(Source records)

****************

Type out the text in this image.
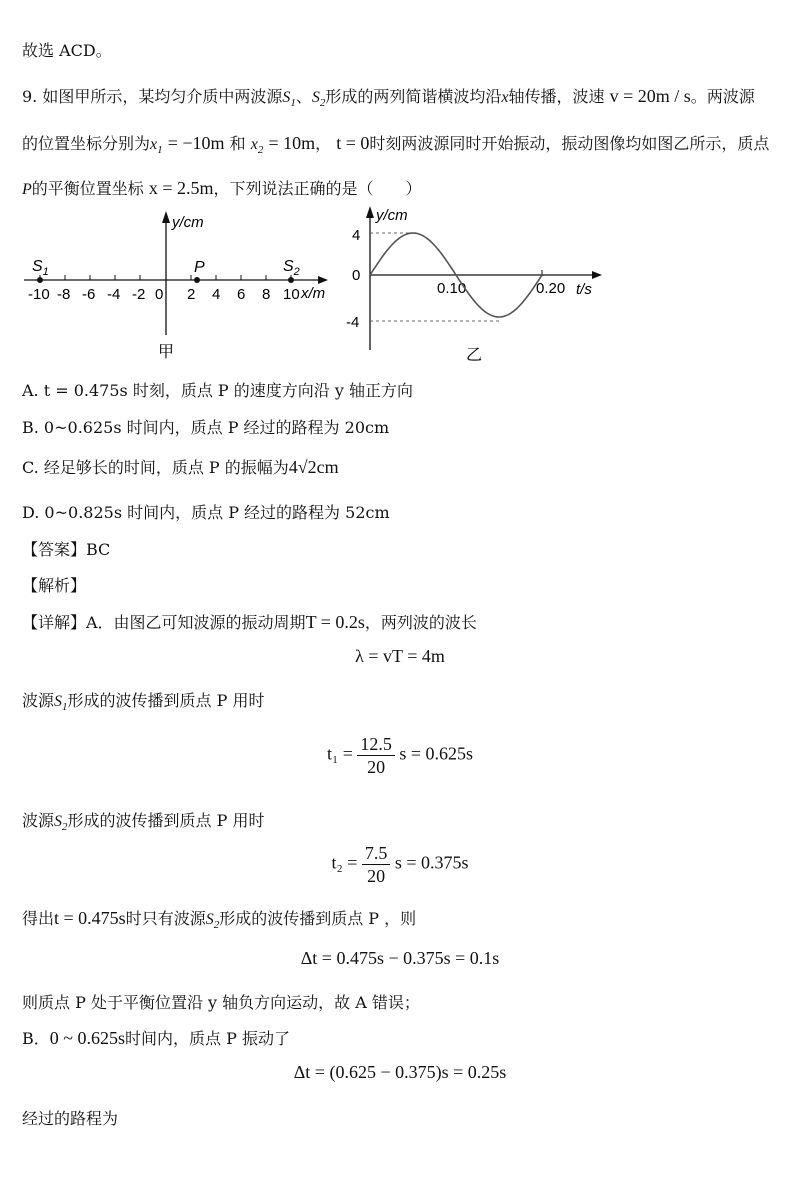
故选 ACD。
9. 如图甲所示，某均匀介质中两波源$S_1$、$S_2$形成的两列简谐横波均沿x轴传播，波速 v = 20m / s。两波源
的位置坐标分别为$x_1 = -10m$ 和 $x_2 = 10m$， t = 0时刻两波源同时开始振动，振动图像均如图乙所示，质点
P的平衡位置坐标 x = 2.5m，下列说法正确的是（　　）
y/cm
x/m
-10 -8 -6 -4 -2 0 2 4 6 8 10
$S_1$	P	$S_2$
甲
y/cm
t/s
4
0
-4
0.10	0.20
乙
A. t = 0.475s 时刻，质点 P 的速度方向沿 y 轴正方向
B. 0~0.625s 时间内，质点 P 经过的路程为 20cm
C. 经足够长的时间，质点 P 的振幅为4√2cm
D. 0~0.825s 时间内，质点 P 经过的路程为 52cm
【答案】BC
【解析】
【详解】A．由图乙可知波源的振动周期T = 0.2s，两列波的波长
λ = vT = 4m
波源$S_1$形成的波传播到质点 P 用时
$t_1 = \frac{12.5}{20}$ s = 0.625s
波源$S_2$形成的波传播到质点 P 用时
$t_2 = \frac{7.5}{20}$ s = 0.375s
得出t = 0.475s时只有波源$S_2$形成的波传播到质点 P ，则
Δt = 0.475s − 0.375s = 0.1s
则质点 P 处于平衡位置沿 y 轴负方向运动，故 A 错误；
B．0 ~ 0.625s时间内，质点 P 振动了
Δt = (0.625 − 0.375)s = 0.25s
经过的路程为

****************

◆ **WORK TO COMPLETE**:
Transcribe each entry precisely as given, leaving the pictures out.

◆ **RESPONSE TO THE TASK**:
Type out the text in this image.
故选 ACD。
9. 如图甲所示，某均匀介质中两波源$S_1$、$S_2$形成的两列简谐横波均沿x轴传播，波速 v = 20m / s。两波源
的位置坐标分别为$x_1 = -10m$ 和 $x_2 = 10m$， t = 0时刻两波源同时开始振动，振动图像均如图乙所示，质点
P的平衡位置坐标 x = 2.5m，下列说法正确的是（　　）
y/cm
x/m
-10 -8 -6 -4 -2 0 2 4 6 8 10
$S_1$	P	$S_2$
甲
y/cm
t/s
4
0
-4
0.10	0.20
乙
A. t = 0.475s 时刻，质点 P 的速度方向沿 y 轴正方向
B. 0~0.625s 时间内，质点 P 经过的路程为 20cm
C. 经足够长的时间，质点 P 的振幅为4√2cm
D. 0~0.825s 时间内，质点 P 经过的路程为 52cm
【答案】BC
【解析】
【详解】A．由图乙可知波源的振动周期T = 0.2s，两列波的波长
λ = vT = 4m
波源$S_1$形成的波传播到质点 P 用时
$t_1 = \frac{12.5}{20}$ s = 0.625s
波源$S_2$形成的波传播到质点 P 用时
$t_2 = \frac{7.5}{20}$ s = 0.375s
得出t = 0.475s时只有波源$S_2$形成的波传播到质点 P ，则
Δt = 0.475s − 0.375s = 0.1s
则质点 P 处于平衡位置沿 y 轴负方向运动，故 A 错误；
B．0 ~ 0.625s时间内，质点 P 振动了
Δt = (0.625 − 0.375)s = 0.25s
经过的路程为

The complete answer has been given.